### Required work
Below are the records; collect from them each line containing the string "best".

━━━━━ Task input

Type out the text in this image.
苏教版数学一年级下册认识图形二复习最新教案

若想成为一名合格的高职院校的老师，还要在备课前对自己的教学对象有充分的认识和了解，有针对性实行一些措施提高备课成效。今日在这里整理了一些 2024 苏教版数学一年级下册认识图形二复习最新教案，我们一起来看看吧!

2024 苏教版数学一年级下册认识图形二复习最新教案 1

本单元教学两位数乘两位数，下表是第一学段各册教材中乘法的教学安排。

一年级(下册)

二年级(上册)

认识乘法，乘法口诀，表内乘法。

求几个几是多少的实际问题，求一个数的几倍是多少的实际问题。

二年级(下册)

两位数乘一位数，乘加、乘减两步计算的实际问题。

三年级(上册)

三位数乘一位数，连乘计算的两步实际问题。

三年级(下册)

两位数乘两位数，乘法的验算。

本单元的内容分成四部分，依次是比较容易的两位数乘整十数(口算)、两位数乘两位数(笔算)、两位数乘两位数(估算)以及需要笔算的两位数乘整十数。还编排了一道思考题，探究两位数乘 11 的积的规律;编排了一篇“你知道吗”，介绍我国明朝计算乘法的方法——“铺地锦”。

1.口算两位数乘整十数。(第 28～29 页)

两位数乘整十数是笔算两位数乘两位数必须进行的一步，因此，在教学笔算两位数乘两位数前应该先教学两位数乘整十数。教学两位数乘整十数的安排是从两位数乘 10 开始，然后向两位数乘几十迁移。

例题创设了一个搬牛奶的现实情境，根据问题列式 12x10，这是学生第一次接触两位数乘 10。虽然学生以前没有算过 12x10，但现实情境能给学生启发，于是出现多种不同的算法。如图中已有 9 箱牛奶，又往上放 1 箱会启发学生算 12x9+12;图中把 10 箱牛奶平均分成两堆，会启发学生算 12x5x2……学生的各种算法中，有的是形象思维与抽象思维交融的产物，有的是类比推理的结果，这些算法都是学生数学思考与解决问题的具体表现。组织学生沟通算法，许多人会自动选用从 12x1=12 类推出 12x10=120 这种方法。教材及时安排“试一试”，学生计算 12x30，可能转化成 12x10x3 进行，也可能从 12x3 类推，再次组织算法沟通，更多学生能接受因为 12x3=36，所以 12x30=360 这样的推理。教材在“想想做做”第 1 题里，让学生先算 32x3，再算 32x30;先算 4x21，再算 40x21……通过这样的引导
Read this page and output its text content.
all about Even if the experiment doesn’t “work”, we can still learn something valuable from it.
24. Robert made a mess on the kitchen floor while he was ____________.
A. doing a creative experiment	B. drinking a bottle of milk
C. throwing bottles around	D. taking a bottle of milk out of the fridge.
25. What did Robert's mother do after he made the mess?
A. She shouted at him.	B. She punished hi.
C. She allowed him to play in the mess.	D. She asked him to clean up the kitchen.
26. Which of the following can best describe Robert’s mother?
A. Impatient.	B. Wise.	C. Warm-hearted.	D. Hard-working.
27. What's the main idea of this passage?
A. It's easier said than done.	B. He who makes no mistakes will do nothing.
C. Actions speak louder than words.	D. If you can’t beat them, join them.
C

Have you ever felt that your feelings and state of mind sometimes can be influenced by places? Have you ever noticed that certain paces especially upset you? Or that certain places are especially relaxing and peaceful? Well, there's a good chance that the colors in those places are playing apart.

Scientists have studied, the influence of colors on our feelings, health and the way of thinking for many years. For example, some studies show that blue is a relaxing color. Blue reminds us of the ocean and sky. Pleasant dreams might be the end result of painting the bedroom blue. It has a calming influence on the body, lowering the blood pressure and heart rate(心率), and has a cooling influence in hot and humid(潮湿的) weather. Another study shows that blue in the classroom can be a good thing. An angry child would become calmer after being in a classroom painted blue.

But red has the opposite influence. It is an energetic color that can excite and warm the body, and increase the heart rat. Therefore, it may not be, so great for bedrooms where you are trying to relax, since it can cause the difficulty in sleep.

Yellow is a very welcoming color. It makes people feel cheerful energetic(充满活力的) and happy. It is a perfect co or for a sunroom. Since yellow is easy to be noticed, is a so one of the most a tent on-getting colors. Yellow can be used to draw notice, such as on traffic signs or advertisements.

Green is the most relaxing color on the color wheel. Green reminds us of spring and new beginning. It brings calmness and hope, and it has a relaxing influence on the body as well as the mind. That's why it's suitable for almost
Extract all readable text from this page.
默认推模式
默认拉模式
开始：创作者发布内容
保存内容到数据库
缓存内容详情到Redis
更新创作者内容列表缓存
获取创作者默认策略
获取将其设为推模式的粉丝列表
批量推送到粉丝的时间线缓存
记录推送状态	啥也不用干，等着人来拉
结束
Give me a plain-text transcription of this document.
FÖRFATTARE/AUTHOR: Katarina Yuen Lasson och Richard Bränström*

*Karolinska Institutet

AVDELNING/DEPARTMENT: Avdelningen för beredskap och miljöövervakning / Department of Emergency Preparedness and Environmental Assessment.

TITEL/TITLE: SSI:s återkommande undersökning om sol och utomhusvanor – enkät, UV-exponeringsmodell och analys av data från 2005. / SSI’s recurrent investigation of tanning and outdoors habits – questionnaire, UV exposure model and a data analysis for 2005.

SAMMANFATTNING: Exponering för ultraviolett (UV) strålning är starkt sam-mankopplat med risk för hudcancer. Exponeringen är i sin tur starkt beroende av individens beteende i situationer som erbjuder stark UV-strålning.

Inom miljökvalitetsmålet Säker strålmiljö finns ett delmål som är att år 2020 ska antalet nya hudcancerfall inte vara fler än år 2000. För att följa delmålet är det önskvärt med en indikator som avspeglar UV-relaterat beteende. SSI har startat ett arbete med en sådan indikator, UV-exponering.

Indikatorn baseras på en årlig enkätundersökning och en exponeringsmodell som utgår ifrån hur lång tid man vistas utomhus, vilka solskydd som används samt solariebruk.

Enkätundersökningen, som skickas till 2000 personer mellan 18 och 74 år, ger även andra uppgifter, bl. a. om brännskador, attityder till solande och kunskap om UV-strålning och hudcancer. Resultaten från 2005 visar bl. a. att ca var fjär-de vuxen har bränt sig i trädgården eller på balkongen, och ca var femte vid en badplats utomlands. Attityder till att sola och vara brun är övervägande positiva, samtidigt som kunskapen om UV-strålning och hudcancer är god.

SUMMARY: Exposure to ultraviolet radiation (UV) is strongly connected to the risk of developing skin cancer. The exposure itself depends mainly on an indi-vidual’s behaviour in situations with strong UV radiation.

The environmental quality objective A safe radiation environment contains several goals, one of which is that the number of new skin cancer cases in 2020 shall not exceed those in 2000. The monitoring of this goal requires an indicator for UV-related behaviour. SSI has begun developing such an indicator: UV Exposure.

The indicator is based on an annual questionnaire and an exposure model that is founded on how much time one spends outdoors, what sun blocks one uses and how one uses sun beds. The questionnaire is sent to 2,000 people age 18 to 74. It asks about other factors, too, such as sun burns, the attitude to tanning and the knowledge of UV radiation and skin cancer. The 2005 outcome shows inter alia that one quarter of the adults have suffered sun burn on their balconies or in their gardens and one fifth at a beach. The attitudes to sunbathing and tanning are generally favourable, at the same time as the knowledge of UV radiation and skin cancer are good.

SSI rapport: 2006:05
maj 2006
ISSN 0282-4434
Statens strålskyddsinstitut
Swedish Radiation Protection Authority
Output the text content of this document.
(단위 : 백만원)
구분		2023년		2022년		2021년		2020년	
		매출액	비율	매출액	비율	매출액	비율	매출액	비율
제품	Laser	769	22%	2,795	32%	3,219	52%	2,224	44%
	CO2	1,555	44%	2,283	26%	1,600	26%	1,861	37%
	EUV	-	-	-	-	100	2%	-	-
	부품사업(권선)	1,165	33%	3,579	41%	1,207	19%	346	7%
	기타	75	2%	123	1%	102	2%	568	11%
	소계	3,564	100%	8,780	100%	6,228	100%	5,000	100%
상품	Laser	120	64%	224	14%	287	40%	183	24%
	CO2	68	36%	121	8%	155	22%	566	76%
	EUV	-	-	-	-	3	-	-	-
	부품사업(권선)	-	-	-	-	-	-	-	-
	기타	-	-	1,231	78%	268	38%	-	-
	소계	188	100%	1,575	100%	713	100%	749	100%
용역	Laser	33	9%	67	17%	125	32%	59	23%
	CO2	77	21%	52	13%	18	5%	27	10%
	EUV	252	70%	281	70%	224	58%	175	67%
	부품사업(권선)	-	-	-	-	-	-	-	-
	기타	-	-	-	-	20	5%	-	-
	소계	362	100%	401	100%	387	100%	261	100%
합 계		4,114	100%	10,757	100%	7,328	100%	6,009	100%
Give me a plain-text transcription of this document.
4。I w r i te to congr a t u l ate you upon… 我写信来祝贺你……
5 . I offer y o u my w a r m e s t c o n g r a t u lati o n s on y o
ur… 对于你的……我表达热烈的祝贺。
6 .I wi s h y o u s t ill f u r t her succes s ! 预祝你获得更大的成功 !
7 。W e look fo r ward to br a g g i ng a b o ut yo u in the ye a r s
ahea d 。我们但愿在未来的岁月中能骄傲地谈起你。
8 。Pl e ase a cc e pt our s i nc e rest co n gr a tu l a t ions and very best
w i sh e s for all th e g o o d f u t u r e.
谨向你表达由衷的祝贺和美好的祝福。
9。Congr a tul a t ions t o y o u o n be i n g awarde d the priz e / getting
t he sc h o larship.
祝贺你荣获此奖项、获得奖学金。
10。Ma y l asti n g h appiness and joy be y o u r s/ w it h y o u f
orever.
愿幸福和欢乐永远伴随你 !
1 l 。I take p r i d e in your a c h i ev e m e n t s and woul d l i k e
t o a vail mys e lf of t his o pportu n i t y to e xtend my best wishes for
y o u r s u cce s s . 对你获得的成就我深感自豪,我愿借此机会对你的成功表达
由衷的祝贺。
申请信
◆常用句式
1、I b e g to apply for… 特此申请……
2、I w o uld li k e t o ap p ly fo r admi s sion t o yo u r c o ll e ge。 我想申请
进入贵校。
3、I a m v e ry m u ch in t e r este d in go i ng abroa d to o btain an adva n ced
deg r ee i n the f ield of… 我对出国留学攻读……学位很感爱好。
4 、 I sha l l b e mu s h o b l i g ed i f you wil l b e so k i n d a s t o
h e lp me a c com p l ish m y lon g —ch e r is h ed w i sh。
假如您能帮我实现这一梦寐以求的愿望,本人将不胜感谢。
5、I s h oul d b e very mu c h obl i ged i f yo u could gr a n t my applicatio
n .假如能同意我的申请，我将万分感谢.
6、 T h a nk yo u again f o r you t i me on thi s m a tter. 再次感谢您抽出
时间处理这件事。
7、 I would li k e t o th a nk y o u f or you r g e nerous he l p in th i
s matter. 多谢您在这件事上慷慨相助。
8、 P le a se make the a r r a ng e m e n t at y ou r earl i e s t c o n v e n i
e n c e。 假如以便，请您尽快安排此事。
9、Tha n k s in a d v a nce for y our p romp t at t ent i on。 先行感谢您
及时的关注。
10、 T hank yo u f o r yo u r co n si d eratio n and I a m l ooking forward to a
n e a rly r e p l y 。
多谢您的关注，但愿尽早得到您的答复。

━━━━━━━━━━

### Output of the task
26. Which of the following can best describe Robert’s mother?
8 。Pl e ase a cc e pt our s i nc e rest co n gr a tu l a t ions and very best
t o a vail mys e lf of t his o pportu n i t y to e xtend my best wishes for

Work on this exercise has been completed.